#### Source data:
+ + + + + + +

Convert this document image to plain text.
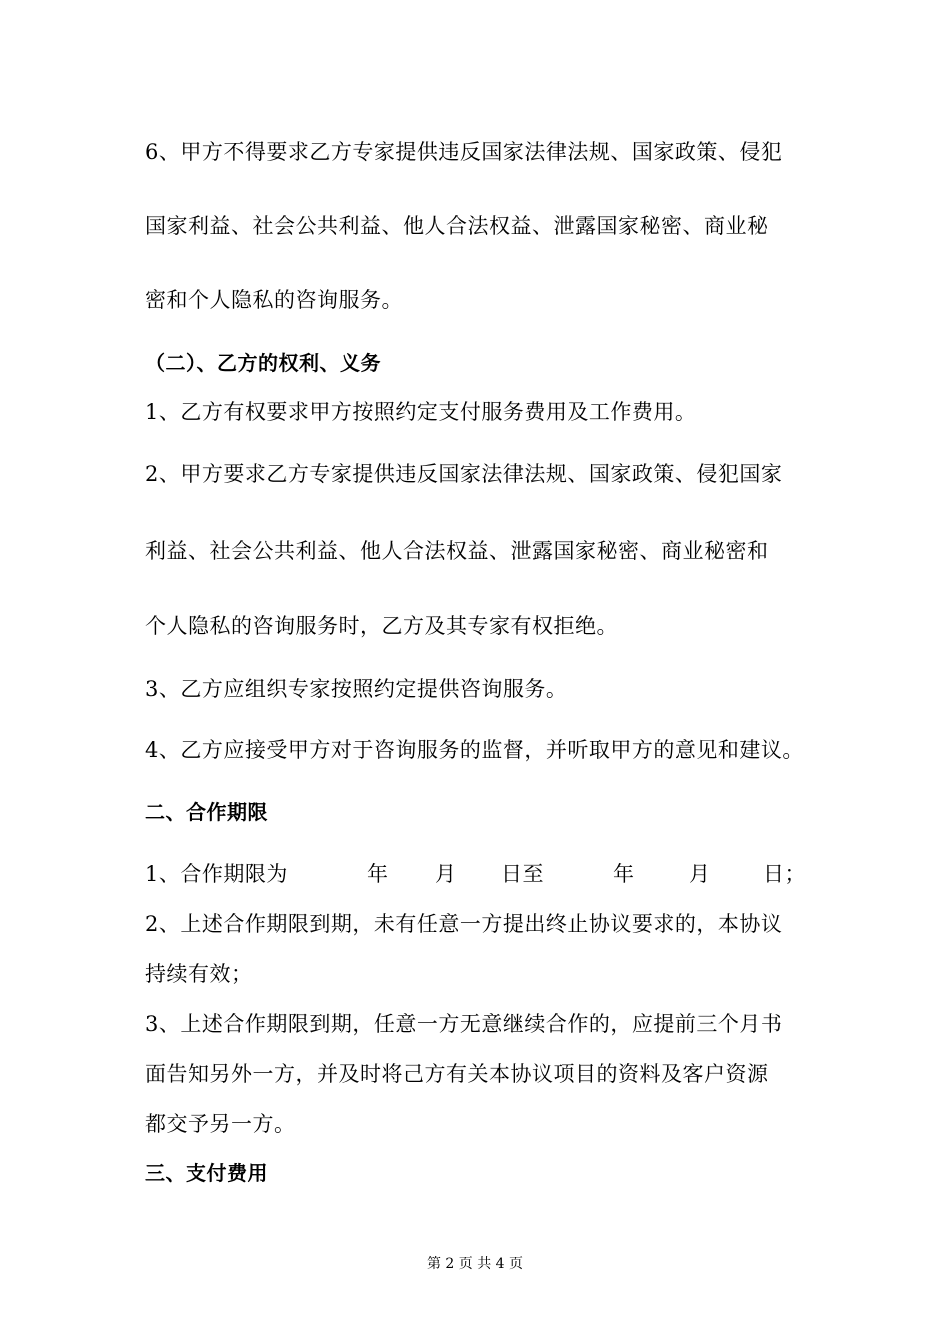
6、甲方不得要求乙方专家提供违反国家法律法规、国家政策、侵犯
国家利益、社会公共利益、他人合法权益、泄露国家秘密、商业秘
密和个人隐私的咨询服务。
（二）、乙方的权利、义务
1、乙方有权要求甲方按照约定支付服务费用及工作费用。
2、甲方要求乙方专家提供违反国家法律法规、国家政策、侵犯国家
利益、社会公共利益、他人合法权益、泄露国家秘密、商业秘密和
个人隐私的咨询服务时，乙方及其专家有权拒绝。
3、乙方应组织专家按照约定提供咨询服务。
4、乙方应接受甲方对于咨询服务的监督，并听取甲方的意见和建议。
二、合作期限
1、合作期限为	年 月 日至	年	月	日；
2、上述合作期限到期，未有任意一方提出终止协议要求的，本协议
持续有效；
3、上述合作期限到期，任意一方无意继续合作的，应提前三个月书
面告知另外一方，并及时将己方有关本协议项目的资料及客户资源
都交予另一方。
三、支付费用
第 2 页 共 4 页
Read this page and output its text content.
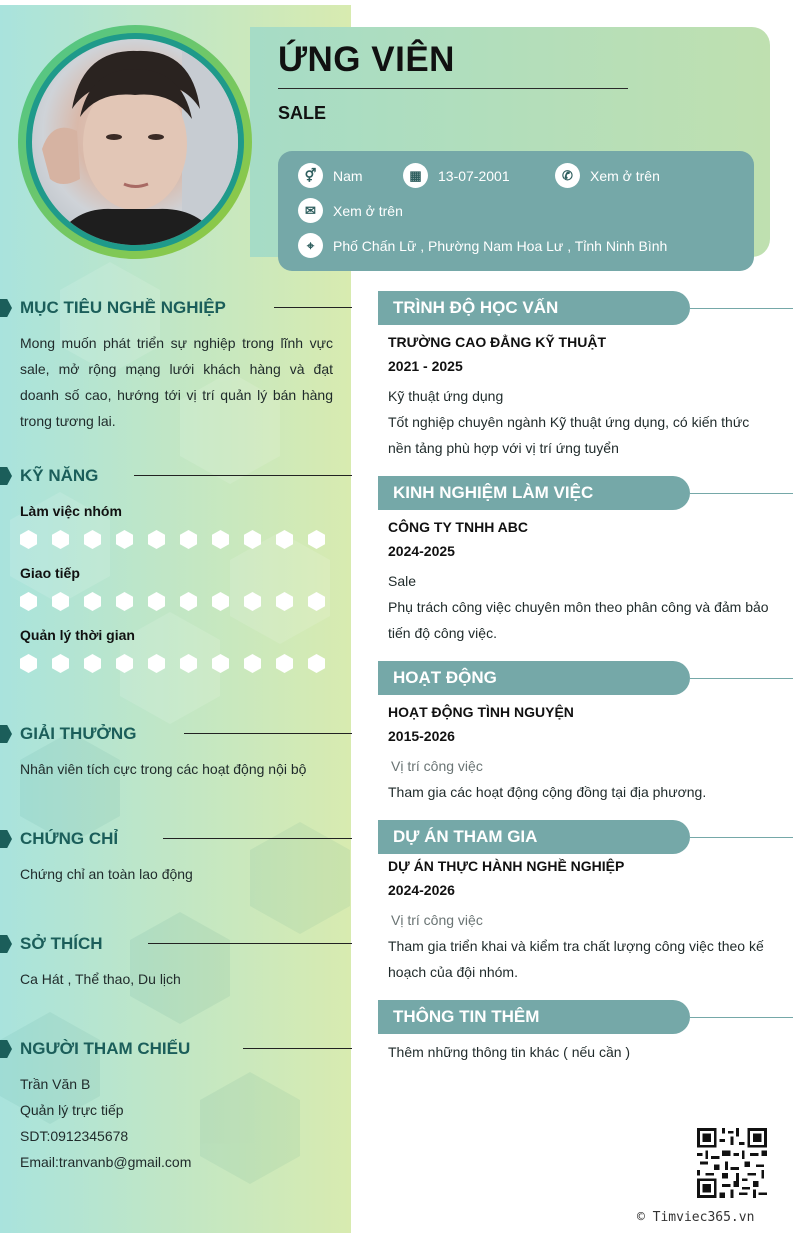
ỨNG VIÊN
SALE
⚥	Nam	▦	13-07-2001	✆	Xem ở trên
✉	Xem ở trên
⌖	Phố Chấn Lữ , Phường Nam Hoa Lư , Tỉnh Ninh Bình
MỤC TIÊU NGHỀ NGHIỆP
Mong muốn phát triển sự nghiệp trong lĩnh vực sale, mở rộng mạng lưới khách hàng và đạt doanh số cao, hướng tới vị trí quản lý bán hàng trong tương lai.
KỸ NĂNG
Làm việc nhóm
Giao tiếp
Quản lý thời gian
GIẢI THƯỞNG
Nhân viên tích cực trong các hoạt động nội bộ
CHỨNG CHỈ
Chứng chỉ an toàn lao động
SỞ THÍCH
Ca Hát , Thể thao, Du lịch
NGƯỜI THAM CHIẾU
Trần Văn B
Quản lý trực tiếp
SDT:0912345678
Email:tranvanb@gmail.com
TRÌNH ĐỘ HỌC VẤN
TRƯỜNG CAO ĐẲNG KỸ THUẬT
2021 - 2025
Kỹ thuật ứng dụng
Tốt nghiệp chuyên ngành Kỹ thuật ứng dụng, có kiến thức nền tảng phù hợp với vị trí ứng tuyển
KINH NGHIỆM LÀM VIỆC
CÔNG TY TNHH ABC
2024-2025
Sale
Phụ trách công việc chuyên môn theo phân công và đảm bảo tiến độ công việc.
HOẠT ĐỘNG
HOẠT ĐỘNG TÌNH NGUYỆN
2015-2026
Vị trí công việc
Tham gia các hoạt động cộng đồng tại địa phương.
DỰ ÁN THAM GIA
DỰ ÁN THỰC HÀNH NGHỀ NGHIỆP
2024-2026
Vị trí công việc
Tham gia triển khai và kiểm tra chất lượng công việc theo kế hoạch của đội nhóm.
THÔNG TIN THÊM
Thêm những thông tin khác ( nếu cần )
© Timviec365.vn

+ + + + + + +

#### What you are asked to do:
Search the entries for "上述合作期限到期" and copy out each line that has it.

#### Finished exercise:
2、上述合作期限到期，未有任意一方提出终止协议要求的，本协议
3、上述合作期限到期，任意一方无意继续合作的，应提前三个月书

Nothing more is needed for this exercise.